## Problem details:
Do not copy the pictures; transcribe all other material exactly.

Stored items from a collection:
_ _ _ _ _

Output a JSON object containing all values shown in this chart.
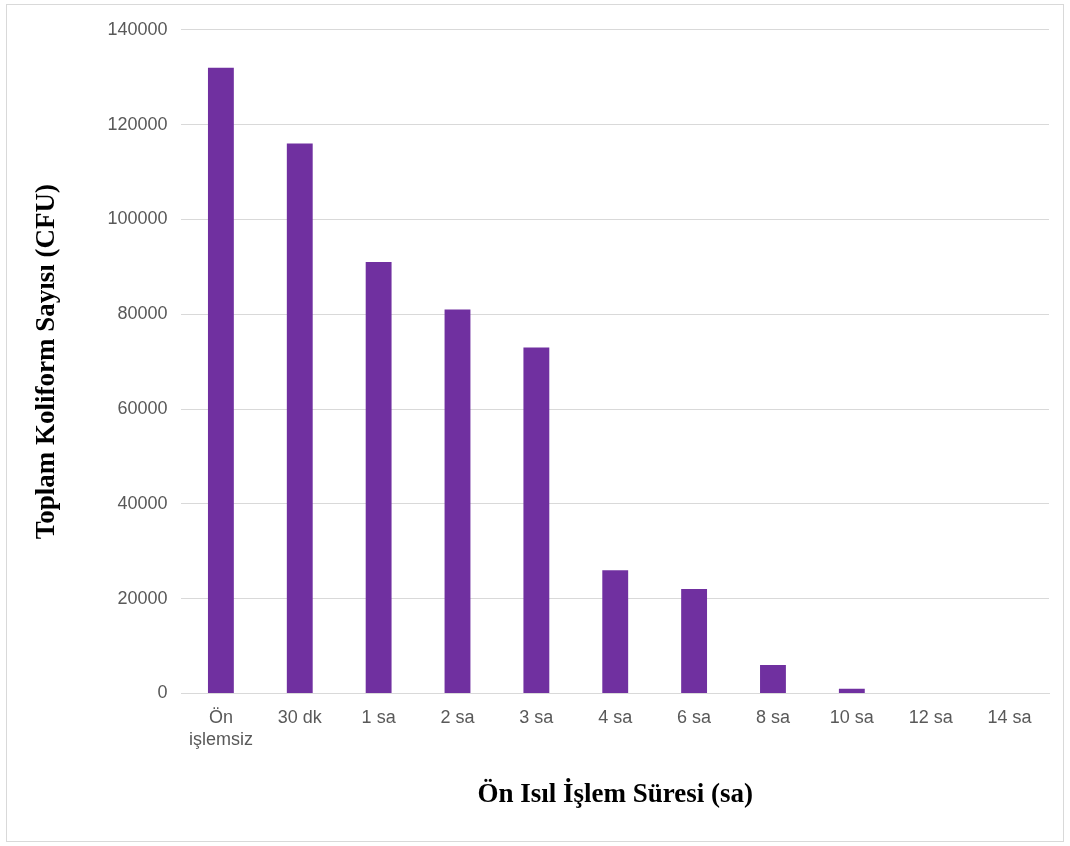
{
  "chart_data": {
    "type": "bar",
    "xlabel": "Ön Isıl İşlem Süresi (sa)",
    "ylabel": "Toplam Koliform Sayısı (CFU)",
    "categories": [
      "Ön işlemsiz",
      "30 dk",
      "1 sa",
      "2 sa",
      "3 sa",
      "4 sa",
      "6 sa",
      "8 sa",
      "10 sa",
      "12 sa",
      "14 sa"
    ],
    "values": [
      132000,
      116000,
      91000,
      81000,
      73000,
      26000,
      22000,
      6000,
      1000,
      0,
      0
    ],
    "color": "#7030a0",
    "ylim": [
      0,
      140000
    ],
    "yticks": [
      0,
      20000,
      40000,
      60000,
      80000,
      100000,
      120000,
      140000
    ],
    "grid": "y",
    "legend": false
  }
}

_ _ _ _ _

## Worked answer:
Output a JSON object containing all values shown in this chart.
{
  "chart_data": {
    "type": "bar",
    "xlabel": "Ön Isıl İşlem Süresi (sa)",
    "ylabel": "Toplam Koliform Sayısı (CFU)",
    "categories": [
      "Ön işlemsiz",
      "30 dk",
      "1 sa",
      "2 sa",
      "3 sa",
      "4 sa",
      "6 sa",
      "8 sa",
      "10 sa",
      "12 sa",
      "14 sa"
    ],
    "values": [
      132000,
      116000,
      91000,
      81000,
      73000,
      26000,
      22000,
      6000,
      1000,
      0,
      0
    ],
    "color": "#7030a0",
    "ylim": [
      0,
      140000
    ],
    "yticks": [
      0,
      20000,
      40000,
      60000,
      80000,
      100000,
      120000,
      140000
    ],
    "grid": "y",
    "legend": false
  }
}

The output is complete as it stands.